Exercise prompt = Reproduce all of the material word for word.

Extracts from a graphics dataset:
»»

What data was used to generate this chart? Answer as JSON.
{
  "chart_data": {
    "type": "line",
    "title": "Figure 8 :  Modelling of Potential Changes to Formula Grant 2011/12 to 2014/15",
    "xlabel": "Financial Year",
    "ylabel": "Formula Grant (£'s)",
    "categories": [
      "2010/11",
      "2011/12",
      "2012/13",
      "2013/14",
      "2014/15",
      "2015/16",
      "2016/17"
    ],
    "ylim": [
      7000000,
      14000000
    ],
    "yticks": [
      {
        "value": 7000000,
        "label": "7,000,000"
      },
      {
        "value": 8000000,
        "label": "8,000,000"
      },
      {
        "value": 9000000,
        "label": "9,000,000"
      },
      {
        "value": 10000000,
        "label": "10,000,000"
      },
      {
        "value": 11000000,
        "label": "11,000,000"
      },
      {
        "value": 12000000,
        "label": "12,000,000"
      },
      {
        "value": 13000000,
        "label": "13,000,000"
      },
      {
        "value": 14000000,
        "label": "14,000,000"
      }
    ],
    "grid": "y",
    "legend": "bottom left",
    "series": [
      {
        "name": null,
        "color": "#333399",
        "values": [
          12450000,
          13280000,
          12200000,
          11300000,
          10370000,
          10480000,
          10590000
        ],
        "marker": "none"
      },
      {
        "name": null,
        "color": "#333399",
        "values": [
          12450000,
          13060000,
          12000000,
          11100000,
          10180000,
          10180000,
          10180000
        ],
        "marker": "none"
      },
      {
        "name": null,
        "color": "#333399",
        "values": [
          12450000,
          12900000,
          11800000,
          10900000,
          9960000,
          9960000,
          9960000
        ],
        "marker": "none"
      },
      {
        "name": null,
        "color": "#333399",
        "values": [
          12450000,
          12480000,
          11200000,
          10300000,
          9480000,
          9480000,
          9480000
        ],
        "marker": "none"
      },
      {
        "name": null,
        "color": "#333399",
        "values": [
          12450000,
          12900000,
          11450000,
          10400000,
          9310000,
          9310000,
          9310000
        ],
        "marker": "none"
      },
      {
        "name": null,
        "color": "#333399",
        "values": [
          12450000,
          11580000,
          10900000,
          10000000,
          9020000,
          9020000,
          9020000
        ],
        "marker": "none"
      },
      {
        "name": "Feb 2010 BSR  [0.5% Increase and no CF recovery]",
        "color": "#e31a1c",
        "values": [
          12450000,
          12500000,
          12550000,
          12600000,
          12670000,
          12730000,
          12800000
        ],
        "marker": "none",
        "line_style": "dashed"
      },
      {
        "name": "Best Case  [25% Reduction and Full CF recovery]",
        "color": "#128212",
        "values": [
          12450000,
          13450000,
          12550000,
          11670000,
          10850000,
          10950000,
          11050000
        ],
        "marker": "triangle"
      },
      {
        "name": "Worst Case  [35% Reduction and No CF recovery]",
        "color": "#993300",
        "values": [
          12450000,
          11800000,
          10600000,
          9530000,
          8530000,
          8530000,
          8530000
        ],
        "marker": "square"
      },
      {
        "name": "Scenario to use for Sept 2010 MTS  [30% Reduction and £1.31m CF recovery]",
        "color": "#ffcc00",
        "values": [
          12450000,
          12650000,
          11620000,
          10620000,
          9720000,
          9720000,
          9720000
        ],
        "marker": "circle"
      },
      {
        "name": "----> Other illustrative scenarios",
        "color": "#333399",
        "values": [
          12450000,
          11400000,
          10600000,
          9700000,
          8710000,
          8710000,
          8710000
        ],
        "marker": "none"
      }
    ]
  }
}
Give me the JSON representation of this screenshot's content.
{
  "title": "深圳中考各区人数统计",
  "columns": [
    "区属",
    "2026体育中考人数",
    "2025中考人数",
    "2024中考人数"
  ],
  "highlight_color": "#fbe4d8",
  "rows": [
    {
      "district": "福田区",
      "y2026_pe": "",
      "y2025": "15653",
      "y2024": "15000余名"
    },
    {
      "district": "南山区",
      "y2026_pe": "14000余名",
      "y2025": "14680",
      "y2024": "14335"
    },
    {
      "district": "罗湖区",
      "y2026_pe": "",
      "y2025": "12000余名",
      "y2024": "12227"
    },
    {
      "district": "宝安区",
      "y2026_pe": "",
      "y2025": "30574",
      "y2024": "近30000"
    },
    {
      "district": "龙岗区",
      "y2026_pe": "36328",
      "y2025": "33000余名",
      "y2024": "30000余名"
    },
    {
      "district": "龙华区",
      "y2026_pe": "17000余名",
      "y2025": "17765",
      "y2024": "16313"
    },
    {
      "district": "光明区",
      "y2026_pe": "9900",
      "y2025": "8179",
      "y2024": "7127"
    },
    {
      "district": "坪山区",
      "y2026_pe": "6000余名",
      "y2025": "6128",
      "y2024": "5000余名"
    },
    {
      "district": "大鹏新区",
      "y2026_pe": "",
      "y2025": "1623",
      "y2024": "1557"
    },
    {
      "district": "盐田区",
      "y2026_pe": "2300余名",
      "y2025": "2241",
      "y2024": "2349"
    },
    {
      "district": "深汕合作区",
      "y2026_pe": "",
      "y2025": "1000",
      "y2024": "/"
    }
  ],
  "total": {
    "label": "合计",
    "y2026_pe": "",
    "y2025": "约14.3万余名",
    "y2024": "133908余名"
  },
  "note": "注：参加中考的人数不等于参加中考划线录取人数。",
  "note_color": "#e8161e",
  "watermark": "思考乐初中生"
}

««

Right answer =
What data was used to generate this chart? Answer as JSON.
{
  "chart_data": {
    "type": "line",
    "title": "Figure 8 :  Modelling of Potential Changes to Formula Grant 2011/12 to 2014/15",
    "xlabel": "Financial Year",
    "ylabel": "Formula Grant (£'s)",
    "categories": [
      "2010/11",
      "2011/12",
      "2012/13",
      "2013/14",
      "2014/15",
      "2015/16",
      "2016/17"
    ],
    "ylim": [
      7000000,
      14000000
    ],
    "yticks": [
      {
        "value": 7000000,
        "label": "7,000,000"
      },
      {
        "value": 8000000,
        "label": "8,000,000"
      },
      {
        "value": 9000000,
        "label": "9,000,000"
      },
      {
        "value": 10000000,
        "label": "10,000,000"
      },
      {
        "value": 11000000,
        "label": "11,000,000"
      },
      {
        "value": 12000000,
        "label": "12,000,000"
      },
      {
        "value": 13000000,
        "label": "13,000,000"
      },
      {
        "value": 14000000,
        "label": "14,000,000"
      }
    ],
    "grid": "y",
    "legend": "bottom left",
    "series": [
      {
        "name": null,
        "color": "#333399",
        "values": [
          12450000,
          13280000,
          12200000,
          11300000,
          10370000,
          10480000,
          10590000
        ],
        "marker": "none"
      },
      {
        "name": null,
        "color": "#333399",
        "values": [
          12450000,
          13060000,
          12000000,
          11100000,
          10180000,
          10180000,
          10180000
        ],
        "marker": "none"
      },
      {
        "name": null,
        "color": "#333399",
        "values": [
          12450000,
          12900000,
          11800000,
          10900000,
          9960000,
          9960000,
          9960000
        ],
        "marker": "none"
      },
      {
        "name": null,
        "color": "#333399",
        "values": [
          12450000,
          12480000,
          11200000,
          10300000,
          9480000,
          9480000,
          9480000
        ],
        "marker": "none"
      },
      {
        "name": null,
        "color": "#333399",
        "values": [
          12450000,
          12900000,
          11450000,
          10400000,
          9310000,
          9310000,
          9310000
        ],
        "marker": "none"
      },
      {
        "name": null,
        "color": "#333399",
        "values": [
          12450000,
          11580000,
          10900000,
          10000000,
          9020000,
          9020000,
          9020000
        ],
        "marker": "none"
      },
      {
        "name": "Feb 2010 BSR  [0.5% Increase and no CF recovery]",
        "color": "#e31a1c",
        "values": [
          12450000,
          12500000,
          12550000,
          12600000,
          12670000,
          12730000,
          12800000
        ],
        "marker": "none",
        "line_style": "dashed"
      },
      {
        "name": "Best Case  [25% Reduction and Full CF recovery]",
        "color": "#128212",
        "values": [
          12450000,
          13450000,
          12550000,
          11670000,
          10850000,
          10950000,
          11050000
        ],
        "marker": "triangle"
      },
      {
        "name": "Worst Case  [35% Reduction and No CF recovery]",
        "color": "#993300",
        "values": [
          12450000,
          11800000,
          10600000,
          9530000,
          8530000,
          8530000,
          8530000
        ],
        "marker": "square"
      },
      {
        "name": "Scenario to use for Sept 2010 MTS  [30% Reduction and £1.31m CF recovery]",
        "color": "#ffcc00",
        "values": [
          12450000,
          12650000,
          11620000,
          10620000,
          9720000,
          9720000,
          9720000
        ],
        "marker": "circle"
      },
      {
        "name": "----> Other illustrative scenarios",
        "color": "#333399",
        "values": [
          12450000,
          11400000,
          10600000,
          9700000,
          8710000,
          8710000,
          8710000
        ],
        "marker": "none"
      }
    ]
  }
}
Give me the JSON representation of this screenshot's content.
{
  "title": "深圳中考各区人数统计",
  "columns": [
    "区属",
    "2026体育中考人数",
    "2025中考人数",
    "2024中考人数"
  ],
  "highlight_color": "#fbe4d8",
  "rows": [
    {
      "district": "福田区",
      "y2026_pe": "",
      "y2025": "15653",
      "y2024": "15000余名"
    },
    {
      "district": "南山区",
      "y2026_pe": "14000余名",
      "y2025": "14680",
      "y2024": "14335"
    },
    {
      "district": "罗湖区",
      "y2026_pe": "",
      "y2025": "12000余名",
      "y2024": "12227"
    },
    {
      "district": "宝安区",
      "y2026_pe": "",
      "y2025": "30574",
      "y2024": "近30000"
    },
    {
      "district": "龙岗区",
      "y2026_pe": "36328",
      "y2025": "33000余名",
      "y2024": "30000余名"
    },
    {
      "district": "龙华区",
      "y2026_pe": "17000余名",
      "y2025": "17765",
      "y2024": "16313"
    },
    {
      "district": "光明区",
      "y2026_pe": "9900",
      "y2025": "8179",
      "y2024": "7127"
    },
    {
      "district": "坪山区",
      "y2026_pe": "6000余名",
      "y2025": "6128",
      "y2024": "5000余名"
    },
    {
      "district": "大鹏新区",
      "y2026_pe": "",
      "y2025": "1623",
      "y2024": "1557"
    },
    {
      "district": "盐田区",
      "y2026_pe": "2300余名",
      "y2025": "2241",
      "y2024": "2349"
    },
    {
      "district": "深汕合作区",
      "y2026_pe": "",
      "y2025": "1000",
      "y2024": "/"
    }
  ],
  "total": {
    "label": "合计",
    "y2026_pe": "",
    "y2025": "约14.3万余名",
    "y2024": "133908余名"
  },
  "note": "注：参加中考的人数不等于参加中考划线录取人数。",
  "note_color": "#e8161e",
  "watermark": "思考乐初中生"
}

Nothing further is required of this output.